_Given request_. Select the lines of the records containing the word "United" and list them.

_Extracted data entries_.
============
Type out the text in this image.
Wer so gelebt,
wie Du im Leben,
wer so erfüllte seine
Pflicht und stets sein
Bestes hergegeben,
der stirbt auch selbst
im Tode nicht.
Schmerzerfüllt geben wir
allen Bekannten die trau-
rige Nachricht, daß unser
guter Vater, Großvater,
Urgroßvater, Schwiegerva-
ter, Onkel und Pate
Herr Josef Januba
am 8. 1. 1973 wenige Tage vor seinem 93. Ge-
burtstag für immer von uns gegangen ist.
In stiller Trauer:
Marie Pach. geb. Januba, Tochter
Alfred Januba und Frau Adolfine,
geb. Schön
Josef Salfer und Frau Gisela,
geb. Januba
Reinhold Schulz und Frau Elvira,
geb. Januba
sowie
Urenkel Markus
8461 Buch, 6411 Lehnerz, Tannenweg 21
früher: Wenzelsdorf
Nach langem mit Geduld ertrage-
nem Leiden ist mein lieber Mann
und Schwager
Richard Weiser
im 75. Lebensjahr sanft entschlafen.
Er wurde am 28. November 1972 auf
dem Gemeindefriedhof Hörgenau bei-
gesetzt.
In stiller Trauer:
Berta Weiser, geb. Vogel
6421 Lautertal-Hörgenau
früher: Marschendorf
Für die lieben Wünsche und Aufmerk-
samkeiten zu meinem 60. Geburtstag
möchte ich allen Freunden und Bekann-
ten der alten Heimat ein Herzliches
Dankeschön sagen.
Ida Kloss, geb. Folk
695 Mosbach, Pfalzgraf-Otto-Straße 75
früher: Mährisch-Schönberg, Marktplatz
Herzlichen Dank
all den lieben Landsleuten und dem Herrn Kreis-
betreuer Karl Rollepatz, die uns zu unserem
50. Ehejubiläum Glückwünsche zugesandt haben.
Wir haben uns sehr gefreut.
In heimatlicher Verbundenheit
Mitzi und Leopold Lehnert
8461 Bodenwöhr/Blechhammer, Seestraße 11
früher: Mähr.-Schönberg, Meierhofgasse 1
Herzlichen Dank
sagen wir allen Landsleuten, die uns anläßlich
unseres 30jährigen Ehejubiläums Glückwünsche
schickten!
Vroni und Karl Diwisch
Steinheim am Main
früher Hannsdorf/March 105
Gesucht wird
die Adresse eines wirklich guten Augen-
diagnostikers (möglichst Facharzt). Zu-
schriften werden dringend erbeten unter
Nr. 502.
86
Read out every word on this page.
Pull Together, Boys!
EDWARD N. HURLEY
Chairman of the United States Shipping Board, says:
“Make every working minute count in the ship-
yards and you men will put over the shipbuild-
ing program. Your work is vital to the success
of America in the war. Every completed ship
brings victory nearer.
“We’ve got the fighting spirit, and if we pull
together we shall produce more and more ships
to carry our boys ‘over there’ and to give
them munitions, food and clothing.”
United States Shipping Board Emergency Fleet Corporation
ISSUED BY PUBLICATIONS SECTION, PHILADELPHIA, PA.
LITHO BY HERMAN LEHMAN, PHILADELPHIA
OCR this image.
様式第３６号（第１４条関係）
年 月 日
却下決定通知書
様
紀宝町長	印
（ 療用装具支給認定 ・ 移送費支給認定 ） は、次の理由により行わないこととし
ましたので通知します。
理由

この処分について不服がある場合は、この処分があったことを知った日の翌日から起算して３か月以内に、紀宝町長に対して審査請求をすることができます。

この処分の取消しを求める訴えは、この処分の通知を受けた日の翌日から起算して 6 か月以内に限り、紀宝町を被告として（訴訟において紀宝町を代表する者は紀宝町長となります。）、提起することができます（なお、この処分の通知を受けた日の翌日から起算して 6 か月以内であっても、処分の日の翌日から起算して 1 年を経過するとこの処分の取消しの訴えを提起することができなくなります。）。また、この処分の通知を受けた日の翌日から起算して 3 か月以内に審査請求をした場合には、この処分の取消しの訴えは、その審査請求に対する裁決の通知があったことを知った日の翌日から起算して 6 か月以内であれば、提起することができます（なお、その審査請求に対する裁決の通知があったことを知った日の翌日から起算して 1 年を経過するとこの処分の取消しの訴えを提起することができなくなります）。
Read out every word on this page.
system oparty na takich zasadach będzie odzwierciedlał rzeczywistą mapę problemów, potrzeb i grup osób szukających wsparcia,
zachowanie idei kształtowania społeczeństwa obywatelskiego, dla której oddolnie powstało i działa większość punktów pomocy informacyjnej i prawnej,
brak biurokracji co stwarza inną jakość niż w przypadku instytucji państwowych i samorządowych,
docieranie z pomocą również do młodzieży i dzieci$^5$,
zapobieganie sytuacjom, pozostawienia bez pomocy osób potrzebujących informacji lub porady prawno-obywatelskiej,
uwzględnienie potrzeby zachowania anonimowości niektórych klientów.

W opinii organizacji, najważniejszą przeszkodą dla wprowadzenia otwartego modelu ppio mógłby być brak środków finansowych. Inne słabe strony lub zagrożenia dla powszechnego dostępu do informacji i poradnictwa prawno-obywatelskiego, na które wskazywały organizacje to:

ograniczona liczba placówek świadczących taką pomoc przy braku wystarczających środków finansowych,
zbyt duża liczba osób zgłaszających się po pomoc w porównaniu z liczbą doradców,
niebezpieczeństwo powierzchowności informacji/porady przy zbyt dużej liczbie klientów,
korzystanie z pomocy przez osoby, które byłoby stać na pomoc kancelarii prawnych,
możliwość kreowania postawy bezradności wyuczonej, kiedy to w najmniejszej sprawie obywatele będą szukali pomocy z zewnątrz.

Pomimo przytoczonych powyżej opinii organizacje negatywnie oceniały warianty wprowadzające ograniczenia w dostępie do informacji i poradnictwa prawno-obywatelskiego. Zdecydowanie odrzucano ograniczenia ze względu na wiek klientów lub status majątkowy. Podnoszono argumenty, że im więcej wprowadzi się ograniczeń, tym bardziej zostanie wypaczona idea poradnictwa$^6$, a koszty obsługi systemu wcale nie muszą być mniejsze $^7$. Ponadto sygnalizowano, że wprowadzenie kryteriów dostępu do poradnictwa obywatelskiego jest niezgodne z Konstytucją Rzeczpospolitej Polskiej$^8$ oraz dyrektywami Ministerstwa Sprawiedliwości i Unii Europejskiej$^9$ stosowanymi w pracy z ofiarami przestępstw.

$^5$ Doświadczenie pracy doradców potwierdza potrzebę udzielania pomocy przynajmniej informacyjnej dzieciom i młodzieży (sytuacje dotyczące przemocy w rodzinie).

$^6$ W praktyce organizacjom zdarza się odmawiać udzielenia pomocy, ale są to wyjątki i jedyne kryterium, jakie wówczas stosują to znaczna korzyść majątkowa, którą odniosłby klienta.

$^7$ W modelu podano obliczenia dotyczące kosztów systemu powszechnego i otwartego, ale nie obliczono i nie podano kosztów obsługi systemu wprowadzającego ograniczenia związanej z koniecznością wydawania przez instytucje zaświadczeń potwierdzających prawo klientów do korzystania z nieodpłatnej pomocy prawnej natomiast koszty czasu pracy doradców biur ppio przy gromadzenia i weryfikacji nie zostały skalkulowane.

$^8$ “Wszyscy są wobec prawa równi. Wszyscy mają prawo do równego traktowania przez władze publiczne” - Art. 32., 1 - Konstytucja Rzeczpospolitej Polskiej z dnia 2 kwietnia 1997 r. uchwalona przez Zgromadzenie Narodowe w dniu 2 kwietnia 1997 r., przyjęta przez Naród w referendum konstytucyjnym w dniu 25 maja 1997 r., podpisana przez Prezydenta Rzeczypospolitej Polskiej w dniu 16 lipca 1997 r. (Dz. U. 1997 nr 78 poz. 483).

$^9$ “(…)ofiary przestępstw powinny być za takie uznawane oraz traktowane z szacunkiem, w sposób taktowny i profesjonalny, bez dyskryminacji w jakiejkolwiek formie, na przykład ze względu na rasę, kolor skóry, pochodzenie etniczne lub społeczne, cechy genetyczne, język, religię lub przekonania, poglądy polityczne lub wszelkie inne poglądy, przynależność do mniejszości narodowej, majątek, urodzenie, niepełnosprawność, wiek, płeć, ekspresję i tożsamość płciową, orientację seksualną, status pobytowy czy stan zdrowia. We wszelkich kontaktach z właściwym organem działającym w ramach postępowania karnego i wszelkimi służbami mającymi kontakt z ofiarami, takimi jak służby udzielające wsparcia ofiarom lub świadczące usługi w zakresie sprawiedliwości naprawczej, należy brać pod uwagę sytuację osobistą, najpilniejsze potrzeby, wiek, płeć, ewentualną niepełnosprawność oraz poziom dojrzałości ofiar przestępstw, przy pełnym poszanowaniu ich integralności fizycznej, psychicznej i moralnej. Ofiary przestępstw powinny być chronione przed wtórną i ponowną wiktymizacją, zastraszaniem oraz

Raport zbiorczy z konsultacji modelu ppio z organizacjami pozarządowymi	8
============
_Output for this task_.
Chairman of the United States Shipping Board, says:
United States Shipping Board Emergency Fleet Corporation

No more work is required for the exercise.